= Instructions for the task =
Locate all lines with the word "nella" and copy them out.

:: Dataset content

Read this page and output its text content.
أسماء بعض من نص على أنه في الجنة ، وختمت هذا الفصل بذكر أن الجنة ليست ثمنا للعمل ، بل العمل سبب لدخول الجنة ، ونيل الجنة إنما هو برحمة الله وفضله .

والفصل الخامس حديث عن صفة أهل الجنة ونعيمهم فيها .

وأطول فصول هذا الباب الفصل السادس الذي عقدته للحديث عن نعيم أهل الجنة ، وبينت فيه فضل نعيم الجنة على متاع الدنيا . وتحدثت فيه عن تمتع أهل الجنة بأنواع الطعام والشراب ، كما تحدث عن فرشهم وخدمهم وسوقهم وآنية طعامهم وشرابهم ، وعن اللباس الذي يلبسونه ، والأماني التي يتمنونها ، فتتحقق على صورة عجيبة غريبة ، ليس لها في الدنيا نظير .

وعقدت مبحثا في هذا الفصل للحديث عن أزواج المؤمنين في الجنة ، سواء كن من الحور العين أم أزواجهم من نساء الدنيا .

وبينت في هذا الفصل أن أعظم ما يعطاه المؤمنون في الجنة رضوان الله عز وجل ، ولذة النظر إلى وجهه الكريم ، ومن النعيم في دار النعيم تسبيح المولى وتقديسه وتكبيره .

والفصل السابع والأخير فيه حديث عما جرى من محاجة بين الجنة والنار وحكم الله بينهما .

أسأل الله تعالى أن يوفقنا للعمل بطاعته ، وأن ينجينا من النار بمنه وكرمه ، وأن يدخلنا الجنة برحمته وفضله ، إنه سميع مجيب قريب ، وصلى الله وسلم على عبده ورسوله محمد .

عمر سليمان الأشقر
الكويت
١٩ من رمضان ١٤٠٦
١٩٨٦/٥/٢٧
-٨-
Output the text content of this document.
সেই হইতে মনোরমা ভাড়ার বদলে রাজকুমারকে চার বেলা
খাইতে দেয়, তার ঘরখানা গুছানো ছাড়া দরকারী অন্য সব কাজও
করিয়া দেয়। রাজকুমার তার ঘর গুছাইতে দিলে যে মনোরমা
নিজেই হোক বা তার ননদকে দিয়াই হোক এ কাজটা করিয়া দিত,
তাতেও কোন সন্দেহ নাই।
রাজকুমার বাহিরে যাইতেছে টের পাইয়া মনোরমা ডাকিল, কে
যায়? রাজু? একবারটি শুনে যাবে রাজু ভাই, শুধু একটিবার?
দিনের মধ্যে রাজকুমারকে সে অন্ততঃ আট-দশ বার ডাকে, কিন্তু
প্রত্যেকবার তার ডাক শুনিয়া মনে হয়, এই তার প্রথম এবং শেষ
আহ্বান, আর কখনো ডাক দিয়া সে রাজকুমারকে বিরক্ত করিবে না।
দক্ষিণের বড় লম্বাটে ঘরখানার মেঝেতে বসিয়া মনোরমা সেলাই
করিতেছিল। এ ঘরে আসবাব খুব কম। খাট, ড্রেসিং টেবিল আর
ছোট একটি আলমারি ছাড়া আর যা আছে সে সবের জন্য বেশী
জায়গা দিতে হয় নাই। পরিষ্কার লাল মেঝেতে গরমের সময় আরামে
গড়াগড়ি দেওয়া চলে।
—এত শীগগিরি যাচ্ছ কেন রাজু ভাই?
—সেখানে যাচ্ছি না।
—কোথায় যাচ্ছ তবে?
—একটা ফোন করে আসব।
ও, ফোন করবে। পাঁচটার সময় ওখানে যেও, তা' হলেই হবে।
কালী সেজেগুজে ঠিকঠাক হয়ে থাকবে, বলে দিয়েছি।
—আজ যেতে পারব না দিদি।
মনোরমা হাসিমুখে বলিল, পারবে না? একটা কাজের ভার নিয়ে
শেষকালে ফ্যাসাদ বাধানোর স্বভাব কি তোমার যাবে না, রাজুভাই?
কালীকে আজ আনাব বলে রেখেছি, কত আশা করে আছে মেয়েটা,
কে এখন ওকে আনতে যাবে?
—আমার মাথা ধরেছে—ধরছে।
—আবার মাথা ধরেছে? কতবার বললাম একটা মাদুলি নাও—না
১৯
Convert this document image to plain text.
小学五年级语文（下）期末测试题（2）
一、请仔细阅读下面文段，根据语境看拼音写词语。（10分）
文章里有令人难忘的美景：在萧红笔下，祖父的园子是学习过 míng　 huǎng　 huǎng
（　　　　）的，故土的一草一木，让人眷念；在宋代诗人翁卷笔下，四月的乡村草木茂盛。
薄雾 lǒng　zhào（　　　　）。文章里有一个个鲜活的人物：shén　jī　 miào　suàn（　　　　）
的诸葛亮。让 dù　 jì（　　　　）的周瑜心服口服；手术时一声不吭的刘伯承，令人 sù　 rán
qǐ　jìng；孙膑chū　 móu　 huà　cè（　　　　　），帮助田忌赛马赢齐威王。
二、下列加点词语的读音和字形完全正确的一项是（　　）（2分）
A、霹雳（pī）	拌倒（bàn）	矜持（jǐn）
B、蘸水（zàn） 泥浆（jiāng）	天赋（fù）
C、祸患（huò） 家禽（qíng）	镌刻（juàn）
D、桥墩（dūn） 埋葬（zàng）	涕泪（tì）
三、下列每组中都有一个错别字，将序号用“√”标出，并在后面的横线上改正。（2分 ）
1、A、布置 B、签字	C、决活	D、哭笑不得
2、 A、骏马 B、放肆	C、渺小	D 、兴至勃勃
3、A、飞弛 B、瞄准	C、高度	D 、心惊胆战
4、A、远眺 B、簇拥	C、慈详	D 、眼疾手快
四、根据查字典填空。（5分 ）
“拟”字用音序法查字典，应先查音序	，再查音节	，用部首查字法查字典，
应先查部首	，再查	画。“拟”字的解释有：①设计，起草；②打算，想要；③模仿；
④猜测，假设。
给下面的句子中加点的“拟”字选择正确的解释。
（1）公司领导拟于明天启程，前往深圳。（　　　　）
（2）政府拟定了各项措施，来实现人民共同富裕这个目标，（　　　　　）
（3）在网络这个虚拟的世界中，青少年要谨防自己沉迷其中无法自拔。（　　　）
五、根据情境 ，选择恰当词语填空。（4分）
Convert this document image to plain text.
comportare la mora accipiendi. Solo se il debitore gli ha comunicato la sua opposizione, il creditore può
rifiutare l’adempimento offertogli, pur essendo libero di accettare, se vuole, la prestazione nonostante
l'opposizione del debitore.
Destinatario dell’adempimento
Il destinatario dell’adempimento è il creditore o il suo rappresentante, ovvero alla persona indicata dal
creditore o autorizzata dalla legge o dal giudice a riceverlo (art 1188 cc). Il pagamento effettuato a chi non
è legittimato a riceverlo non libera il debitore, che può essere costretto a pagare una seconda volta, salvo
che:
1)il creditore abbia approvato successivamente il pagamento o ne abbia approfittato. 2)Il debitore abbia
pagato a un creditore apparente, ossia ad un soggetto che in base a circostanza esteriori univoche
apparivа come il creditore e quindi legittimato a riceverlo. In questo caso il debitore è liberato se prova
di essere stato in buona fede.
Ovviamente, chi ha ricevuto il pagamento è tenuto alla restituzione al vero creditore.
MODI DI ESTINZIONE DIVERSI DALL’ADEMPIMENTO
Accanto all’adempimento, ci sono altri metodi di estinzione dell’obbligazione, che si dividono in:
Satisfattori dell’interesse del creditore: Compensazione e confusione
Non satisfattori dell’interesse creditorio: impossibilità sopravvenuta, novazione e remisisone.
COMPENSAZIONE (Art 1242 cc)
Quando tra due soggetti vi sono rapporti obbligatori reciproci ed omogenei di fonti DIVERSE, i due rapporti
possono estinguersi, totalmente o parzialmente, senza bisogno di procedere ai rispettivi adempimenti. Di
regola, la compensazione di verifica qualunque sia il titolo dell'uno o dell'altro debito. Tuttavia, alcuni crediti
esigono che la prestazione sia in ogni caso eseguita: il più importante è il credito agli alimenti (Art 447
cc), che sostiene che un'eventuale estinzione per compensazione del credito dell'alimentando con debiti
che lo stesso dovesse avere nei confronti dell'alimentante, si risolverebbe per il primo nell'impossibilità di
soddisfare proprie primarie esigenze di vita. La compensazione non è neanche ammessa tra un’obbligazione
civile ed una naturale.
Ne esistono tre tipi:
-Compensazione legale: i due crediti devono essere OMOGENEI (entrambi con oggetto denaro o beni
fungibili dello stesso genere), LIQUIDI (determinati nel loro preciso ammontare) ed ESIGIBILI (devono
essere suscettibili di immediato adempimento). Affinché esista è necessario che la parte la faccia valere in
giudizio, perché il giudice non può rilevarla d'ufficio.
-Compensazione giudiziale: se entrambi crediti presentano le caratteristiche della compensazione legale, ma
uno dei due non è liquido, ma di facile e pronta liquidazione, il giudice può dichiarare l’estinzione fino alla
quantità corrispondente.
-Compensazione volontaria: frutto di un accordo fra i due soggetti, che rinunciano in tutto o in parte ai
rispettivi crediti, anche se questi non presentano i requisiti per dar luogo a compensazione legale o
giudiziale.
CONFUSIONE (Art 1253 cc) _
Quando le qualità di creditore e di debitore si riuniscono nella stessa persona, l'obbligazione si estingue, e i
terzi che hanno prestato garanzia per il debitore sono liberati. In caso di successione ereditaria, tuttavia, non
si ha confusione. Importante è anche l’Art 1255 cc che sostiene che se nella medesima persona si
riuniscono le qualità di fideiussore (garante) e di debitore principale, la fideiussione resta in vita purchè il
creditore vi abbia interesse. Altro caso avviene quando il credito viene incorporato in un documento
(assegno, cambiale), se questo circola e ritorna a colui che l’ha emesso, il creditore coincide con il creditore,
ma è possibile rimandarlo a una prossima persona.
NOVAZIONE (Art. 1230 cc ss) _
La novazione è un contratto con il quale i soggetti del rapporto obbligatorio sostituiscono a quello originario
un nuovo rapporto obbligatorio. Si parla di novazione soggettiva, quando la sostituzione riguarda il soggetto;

::::

= The reply =
Quando le qualità di creditore e di debitore si riuniscono nella stessa persona, l'obbligazione si estingue, e i
si ha confusione. Importante è anche l’Art 1255 cc che sostiene che se nella medesima persona si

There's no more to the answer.